SET TASK: Take the line that contains "Read out every word on this page." as the first and the last line of the material as the final one; set down exactly the lines in that span.

RAW DATA:
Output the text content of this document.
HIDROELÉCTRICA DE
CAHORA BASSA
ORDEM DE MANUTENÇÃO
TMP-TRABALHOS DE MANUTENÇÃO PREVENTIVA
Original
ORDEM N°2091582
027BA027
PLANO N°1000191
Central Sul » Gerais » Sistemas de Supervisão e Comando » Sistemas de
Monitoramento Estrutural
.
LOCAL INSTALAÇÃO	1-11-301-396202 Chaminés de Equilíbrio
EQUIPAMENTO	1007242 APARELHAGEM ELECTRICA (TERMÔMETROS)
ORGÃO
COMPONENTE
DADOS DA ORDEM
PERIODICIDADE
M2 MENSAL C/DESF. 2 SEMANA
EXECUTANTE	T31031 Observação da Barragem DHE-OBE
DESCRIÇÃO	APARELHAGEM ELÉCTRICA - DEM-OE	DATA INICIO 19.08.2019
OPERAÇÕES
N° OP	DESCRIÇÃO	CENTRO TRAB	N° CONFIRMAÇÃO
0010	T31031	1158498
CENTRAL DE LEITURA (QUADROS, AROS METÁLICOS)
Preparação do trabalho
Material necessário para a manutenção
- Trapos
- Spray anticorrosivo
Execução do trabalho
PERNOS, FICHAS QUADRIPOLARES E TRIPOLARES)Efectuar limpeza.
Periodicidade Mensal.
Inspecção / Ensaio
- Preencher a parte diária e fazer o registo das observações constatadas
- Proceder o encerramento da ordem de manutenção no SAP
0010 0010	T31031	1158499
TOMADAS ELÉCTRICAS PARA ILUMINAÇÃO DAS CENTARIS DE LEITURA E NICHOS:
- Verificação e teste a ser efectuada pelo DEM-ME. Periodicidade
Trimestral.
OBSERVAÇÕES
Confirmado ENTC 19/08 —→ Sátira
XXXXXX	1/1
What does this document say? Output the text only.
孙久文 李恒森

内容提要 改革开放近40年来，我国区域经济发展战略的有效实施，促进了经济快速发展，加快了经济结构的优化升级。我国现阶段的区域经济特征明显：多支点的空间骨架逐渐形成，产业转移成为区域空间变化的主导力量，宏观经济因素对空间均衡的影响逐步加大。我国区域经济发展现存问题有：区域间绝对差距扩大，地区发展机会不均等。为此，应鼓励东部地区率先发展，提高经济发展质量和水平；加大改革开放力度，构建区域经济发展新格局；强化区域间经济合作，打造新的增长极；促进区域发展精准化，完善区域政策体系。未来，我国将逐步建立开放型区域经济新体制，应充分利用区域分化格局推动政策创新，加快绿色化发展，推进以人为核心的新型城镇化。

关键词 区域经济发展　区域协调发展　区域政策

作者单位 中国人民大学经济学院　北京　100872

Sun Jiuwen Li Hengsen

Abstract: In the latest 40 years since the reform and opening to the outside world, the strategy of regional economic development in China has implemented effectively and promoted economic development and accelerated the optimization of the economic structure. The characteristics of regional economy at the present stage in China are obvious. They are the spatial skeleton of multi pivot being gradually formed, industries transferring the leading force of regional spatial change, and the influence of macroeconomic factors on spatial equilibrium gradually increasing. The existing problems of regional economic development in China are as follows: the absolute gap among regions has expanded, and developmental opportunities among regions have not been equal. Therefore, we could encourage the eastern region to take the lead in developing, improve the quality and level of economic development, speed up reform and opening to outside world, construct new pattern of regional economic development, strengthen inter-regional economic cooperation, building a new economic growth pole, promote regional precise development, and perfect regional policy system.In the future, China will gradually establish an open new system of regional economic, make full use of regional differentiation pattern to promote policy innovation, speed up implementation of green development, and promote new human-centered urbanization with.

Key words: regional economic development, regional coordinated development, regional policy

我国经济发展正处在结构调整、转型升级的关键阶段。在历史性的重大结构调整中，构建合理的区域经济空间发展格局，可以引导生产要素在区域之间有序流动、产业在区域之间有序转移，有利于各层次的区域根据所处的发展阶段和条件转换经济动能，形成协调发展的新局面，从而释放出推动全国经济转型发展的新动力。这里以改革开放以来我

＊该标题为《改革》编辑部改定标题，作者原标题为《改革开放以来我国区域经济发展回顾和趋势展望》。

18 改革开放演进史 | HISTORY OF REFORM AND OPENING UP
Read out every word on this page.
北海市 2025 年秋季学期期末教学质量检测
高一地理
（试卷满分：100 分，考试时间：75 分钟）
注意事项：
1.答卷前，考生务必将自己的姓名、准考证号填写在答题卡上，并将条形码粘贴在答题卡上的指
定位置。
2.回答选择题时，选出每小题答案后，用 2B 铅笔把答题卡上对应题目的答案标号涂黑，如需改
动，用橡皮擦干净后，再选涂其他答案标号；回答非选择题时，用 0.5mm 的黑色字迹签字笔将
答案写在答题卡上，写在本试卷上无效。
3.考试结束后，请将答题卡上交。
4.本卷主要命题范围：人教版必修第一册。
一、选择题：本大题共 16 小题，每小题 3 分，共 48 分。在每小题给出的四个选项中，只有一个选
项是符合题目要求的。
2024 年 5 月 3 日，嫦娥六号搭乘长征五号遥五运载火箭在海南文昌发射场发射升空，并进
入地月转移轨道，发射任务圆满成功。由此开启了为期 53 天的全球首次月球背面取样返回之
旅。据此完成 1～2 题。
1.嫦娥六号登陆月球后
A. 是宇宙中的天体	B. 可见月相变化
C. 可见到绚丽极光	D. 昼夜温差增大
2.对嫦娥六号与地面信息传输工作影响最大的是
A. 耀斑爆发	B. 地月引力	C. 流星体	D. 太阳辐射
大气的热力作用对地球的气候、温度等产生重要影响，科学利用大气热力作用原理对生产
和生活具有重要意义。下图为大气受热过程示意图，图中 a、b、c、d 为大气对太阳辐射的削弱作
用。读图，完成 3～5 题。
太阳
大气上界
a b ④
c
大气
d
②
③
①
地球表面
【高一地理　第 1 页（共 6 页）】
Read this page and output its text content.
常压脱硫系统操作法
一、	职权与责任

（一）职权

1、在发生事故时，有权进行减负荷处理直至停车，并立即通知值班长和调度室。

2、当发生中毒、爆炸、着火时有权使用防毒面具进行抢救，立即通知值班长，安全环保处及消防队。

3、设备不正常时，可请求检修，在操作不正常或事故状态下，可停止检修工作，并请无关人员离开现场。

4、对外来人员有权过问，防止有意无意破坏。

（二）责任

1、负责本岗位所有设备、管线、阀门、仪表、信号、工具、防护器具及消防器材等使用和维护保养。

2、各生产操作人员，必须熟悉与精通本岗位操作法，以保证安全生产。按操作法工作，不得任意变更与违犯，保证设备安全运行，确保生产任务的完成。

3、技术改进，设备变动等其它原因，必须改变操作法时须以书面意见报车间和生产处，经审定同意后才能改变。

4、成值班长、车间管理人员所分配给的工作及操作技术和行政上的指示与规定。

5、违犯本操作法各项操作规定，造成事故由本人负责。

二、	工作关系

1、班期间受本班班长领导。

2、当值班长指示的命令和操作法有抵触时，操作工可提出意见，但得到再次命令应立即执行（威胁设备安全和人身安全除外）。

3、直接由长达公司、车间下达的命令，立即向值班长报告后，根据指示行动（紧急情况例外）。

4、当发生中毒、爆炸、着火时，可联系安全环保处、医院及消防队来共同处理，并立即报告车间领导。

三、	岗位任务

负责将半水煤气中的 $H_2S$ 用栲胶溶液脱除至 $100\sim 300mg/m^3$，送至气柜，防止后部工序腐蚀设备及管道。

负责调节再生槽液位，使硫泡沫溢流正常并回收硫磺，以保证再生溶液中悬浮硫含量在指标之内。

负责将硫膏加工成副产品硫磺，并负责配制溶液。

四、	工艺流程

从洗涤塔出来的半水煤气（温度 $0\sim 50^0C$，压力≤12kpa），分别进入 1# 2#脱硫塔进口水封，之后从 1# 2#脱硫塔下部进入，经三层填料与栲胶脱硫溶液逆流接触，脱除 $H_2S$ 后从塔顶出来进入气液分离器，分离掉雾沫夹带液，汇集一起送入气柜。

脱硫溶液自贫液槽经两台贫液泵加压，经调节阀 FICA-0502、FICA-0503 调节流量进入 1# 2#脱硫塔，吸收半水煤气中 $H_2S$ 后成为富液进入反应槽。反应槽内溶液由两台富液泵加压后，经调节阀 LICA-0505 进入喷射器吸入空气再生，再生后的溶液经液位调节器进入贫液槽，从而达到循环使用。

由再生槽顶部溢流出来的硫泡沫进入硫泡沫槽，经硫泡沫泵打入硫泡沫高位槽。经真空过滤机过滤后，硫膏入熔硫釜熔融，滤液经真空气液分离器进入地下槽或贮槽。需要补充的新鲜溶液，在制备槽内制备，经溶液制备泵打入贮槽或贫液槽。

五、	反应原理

REPLY:
Read out every word on this page.
北海市 2025 年秋季学期期末教学质量检测
高一地理
（试卷满分：100 分，考试时间：75 分钟）
注意事项：
1.答卷前，考生务必将自己的姓名、准考证号填写在答题卡上，并将条形码粘贴在答题卡上的指
定位置。
2.回答选择题时，选出每小题答案后，用 2B 铅笔把答题卡上对应题目的答案标号涂黑，如需改
动，用橡皮擦干净后，再选涂其他答案标号；回答非选择题时，用 0.5mm 的黑色字迹签字笔将
答案写在答题卡上，写在本试卷上无效。
3.考试结束后，请将答题卡上交。
4.本卷主要命题范围：人教版必修第一册。
一、选择题：本大题共 16 小题，每小题 3 分，共 48 分。在每小题给出的四个选项中，只有一个选
项是符合题目要求的。
2024 年 5 月 3 日，嫦娥六号搭乘长征五号遥五运载火箭在海南文昌发射场发射升空，并进
入地月转移轨道，发射任务圆满成功。由此开启了为期 53 天的全球首次月球背面取样返回之
旅。据此完成 1～2 题。
1.嫦娥六号登陆月球后
A. 是宇宙中的天体	B. 可见月相变化
C. 可见到绚丽极光	D. 昼夜温差增大
2.对嫦娥六号与地面信息传输工作影响最大的是
A. 耀斑爆发	B. 地月引力	C. 流星体	D. 太阳辐射
大气的热力作用对地球的气候、温度等产生重要影响，科学利用大气热力作用原理对生产
和生活具有重要意义。下图为大气受热过程示意图，图中 a、b、c、d 为大气对太阳辐射的削弱作
用。读图，完成 3～5 题。
太阳
大气上界
a b ④
c
大气
d
②
③
①
地球表面
【高一地理　第 1 页（共 6 页）】
Read this page and output its text content.
常压脱硫系统操作法
一、	职权与责任

（一）职权

1、在发生事故时，有权进行减负荷处理直至停车，并立即通知值班长和调度室。

2、当发生中毒、爆炸、着火时有权使用防毒面具进行抢救，立即通知值班长，安全环保处及消防队。

3、设备不正常时，可请求检修，在操作不正常或事故状态下，可停止检修工作，并请无关人员离开现场。

4、对外来人员有权过问，防止有意无意破坏。

（二）责任

1、负责本岗位所有设备、管线、阀门、仪表、信号、工具、防护器具及消防器材等使用和维护保养。

2、各生产操作人员，必须熟悉与精通本岗位操作法，以保证安全生产。按操作法工作，不得任意变更与违犯，保证设备安全运行，确保生产任务的完成。

3、技术改进，设备变动等其它原因，必须改变操作法时须以书面意见报车间和生产处，经审定同意后才能改变。

4、成值班长、车间管理人员所分配给的工作及操作技术和行政上的指示与规定。

5、违犯本操作法各项操作规定，造成事故由本人负责。

二、	工作关系

1、班期间受本班班长领导。

2、当值班长指示的命令和操作法有抵触时，操作工可提出意见，但得到再次命令应立即执行（威胁设备安全和人身安全除外）。

3、直接由长达公司、车间下达的命令，立即向值班长报告后，根据指示行动（紧急情况例外）。

4、当发生中毒、爆炸、着火时，可联系安全环保处、医院及消防队来共同处理，并立即报告车间领导。

三、	岗位任务

负责将半水煤气中的 $H_2S$ 用栲胶溶液脱除至 $100\sim 300mg/m^3$，送至气柜，防止后部工序腐蚀设备及管道。

负责调节再生槽液位，使硫泡沫溢流正常并回收硫磺，以保证再生溶液中悬浮硫含量在指标之内。

负责将硫膏加工成副产品硫磺，并负责配制溶液。

四、	工艺流程

从洗涤塔出来的半水煤气（温度 $0\sim 50^0C$，压力≤12kpa），分别进入 1# 2#脱硫塔进口水封，之后从 1# 2#脱硫塔下部进入，经三层填料与栲胶脱硫溶液逆流接触，脱除 $H_2S$ 后从塔顶出来进入气液分离器，分离掉雾沫夹带液，汇集一起送入气柜。

脱硫溶液自贫液槽经两台贫液泵加压，经调节阀 FICA-0502、FICA-0503 调节流量进入 1# 2#脱硫塔，吸收半水煤气中 $H_2S$ 后成为富液进入反应槽。反应槽内溶液由两台富液泵加压后，经调节阀 LICA-0505 进入喷射器吸入空气再生，再生后的溶液经液位调节器进入贫液槽，从而达到循环使用。

由再生槽顶部溢流出来的硫泡沫进入硫泡沫槽，经硫泡沫泵打入硫泡沫高位槽。经真空过滤机过滤后，硫膏入熔硫釜熔融，滤液经真空气液分离器进入地下槽或贮槽。需要补充的新鲜溶液，在制备槽内制备，经溶液制备泵打入贮槽或贫液槽。

五、	反应原理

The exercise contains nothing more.